▶ Exercise details
Gather every line below where "subtitle" appears.

[Figure content listings]
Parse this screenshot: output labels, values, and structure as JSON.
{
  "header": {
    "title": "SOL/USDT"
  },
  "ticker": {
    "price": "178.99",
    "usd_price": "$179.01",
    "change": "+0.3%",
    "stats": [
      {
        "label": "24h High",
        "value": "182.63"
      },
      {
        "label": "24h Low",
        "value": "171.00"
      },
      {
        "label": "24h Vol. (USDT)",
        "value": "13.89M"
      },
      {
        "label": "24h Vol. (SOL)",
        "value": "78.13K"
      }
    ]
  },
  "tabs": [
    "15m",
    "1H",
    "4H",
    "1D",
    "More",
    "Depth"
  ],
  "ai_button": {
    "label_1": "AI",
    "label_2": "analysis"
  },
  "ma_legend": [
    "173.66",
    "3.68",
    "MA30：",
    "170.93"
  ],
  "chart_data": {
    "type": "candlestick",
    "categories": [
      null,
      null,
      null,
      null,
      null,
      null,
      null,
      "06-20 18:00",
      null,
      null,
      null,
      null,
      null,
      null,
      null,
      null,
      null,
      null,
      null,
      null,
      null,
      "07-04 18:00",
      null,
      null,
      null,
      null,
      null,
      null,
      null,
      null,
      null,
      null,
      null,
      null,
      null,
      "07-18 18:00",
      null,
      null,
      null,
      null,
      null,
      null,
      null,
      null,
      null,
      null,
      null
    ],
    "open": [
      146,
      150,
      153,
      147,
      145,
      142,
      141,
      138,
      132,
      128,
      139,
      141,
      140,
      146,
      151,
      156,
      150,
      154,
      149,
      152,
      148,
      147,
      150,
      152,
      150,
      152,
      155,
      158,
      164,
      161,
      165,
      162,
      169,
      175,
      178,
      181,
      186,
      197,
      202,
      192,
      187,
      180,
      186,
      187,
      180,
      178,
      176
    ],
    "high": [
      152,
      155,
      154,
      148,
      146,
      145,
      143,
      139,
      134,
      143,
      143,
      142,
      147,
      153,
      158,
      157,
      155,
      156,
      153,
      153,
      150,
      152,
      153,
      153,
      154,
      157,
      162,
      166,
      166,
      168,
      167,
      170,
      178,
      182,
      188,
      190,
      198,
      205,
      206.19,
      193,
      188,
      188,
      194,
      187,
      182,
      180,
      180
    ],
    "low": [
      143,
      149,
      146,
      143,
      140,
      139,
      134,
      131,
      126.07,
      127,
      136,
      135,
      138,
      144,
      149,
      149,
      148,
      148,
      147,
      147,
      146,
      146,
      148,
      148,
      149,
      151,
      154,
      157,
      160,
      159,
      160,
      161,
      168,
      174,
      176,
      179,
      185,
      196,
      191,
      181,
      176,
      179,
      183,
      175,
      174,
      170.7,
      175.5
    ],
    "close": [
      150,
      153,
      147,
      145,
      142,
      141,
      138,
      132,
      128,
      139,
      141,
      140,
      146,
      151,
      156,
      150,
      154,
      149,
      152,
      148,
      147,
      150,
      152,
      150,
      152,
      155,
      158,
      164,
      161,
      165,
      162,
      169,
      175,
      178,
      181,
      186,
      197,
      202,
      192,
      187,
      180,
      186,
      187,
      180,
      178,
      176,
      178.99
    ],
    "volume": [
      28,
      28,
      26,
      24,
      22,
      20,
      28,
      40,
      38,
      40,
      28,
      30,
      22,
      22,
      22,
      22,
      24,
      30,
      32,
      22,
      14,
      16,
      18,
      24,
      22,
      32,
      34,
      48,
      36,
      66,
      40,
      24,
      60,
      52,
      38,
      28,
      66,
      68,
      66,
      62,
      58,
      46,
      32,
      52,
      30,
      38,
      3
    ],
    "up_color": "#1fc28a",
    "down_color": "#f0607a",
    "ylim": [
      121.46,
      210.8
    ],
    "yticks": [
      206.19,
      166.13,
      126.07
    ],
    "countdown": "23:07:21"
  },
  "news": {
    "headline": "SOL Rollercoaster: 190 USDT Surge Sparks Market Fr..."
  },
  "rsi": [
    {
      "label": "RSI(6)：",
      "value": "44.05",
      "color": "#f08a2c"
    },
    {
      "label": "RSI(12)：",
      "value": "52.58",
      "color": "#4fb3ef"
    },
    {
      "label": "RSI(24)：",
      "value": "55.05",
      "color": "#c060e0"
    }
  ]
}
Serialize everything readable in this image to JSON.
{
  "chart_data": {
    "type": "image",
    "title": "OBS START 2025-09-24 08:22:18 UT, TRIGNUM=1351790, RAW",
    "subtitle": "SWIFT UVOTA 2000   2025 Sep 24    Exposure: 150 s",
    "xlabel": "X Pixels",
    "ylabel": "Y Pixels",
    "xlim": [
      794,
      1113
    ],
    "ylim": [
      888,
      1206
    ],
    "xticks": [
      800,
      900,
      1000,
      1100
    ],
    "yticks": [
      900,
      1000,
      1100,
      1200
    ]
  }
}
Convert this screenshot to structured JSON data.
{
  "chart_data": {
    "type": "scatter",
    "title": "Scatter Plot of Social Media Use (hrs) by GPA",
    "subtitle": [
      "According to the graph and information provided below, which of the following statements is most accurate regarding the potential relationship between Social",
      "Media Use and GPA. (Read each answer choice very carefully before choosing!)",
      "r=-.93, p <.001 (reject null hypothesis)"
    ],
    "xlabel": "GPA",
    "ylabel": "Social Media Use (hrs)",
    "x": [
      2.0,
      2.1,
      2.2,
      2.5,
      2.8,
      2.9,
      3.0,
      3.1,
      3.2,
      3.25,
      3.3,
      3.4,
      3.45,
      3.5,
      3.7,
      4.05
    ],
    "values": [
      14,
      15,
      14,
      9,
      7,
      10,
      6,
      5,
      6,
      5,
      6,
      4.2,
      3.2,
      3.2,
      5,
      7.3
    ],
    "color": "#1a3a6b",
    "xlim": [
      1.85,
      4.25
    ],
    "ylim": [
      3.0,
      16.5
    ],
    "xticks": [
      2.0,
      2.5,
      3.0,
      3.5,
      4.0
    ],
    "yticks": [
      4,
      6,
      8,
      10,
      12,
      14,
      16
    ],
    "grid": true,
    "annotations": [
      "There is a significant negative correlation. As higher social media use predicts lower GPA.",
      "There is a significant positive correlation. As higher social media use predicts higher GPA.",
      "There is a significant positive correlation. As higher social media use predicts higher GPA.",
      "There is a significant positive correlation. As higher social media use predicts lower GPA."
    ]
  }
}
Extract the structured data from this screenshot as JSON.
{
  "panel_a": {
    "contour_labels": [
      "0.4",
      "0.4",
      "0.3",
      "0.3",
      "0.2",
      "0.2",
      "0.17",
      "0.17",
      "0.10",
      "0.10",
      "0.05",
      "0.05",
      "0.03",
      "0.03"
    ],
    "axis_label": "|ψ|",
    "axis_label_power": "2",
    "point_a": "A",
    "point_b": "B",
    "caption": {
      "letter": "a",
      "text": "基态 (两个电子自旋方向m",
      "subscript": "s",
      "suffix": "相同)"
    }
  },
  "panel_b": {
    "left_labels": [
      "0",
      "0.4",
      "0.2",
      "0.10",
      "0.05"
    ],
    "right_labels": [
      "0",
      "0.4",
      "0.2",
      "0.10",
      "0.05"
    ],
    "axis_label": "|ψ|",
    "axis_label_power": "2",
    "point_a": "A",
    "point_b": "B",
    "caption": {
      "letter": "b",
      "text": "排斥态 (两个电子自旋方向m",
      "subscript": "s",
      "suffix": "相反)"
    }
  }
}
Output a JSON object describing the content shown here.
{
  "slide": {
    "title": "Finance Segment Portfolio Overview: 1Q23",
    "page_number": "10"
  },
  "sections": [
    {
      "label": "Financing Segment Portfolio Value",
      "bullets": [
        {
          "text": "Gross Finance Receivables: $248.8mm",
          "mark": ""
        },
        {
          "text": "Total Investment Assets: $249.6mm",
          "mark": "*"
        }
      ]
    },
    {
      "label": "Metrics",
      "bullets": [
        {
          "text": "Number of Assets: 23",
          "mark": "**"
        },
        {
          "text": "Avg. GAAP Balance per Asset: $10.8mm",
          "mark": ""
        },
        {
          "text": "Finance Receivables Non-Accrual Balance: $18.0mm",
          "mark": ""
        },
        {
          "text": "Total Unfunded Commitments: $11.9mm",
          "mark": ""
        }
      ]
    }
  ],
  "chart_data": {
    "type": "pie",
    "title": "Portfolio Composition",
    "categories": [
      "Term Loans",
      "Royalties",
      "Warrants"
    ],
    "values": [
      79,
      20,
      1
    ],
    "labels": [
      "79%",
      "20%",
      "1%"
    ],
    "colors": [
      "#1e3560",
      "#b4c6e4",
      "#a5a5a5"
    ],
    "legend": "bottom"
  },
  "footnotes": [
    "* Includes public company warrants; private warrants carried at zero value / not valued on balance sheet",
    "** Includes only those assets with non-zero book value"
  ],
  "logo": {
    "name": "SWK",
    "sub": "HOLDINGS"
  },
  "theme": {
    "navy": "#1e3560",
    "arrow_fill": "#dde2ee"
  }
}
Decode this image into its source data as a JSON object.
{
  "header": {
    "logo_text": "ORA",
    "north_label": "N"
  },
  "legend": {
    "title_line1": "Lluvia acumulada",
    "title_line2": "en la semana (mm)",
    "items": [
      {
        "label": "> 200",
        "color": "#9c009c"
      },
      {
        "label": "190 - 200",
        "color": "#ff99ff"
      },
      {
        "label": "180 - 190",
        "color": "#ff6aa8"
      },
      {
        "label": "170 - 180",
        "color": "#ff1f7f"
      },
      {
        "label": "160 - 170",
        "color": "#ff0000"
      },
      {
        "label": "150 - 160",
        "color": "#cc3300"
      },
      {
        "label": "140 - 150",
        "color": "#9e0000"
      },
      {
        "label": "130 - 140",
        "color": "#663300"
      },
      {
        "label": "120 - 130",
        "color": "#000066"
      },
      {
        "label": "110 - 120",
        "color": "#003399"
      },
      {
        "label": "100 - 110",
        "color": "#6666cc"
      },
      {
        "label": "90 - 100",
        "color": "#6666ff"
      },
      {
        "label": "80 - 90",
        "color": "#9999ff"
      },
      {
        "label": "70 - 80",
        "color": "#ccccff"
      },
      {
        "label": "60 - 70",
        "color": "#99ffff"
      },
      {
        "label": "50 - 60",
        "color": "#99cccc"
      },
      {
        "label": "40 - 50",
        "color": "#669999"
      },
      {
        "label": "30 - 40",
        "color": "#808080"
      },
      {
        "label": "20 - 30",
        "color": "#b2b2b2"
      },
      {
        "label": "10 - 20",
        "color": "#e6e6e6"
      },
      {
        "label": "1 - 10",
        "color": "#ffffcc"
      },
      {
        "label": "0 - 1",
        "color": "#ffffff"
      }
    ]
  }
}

▶ Complete response
    "subtitle": "SWIFT UVOTA 2000   2025 Sep 24    Exposure: 150 s",
    "subtitle": [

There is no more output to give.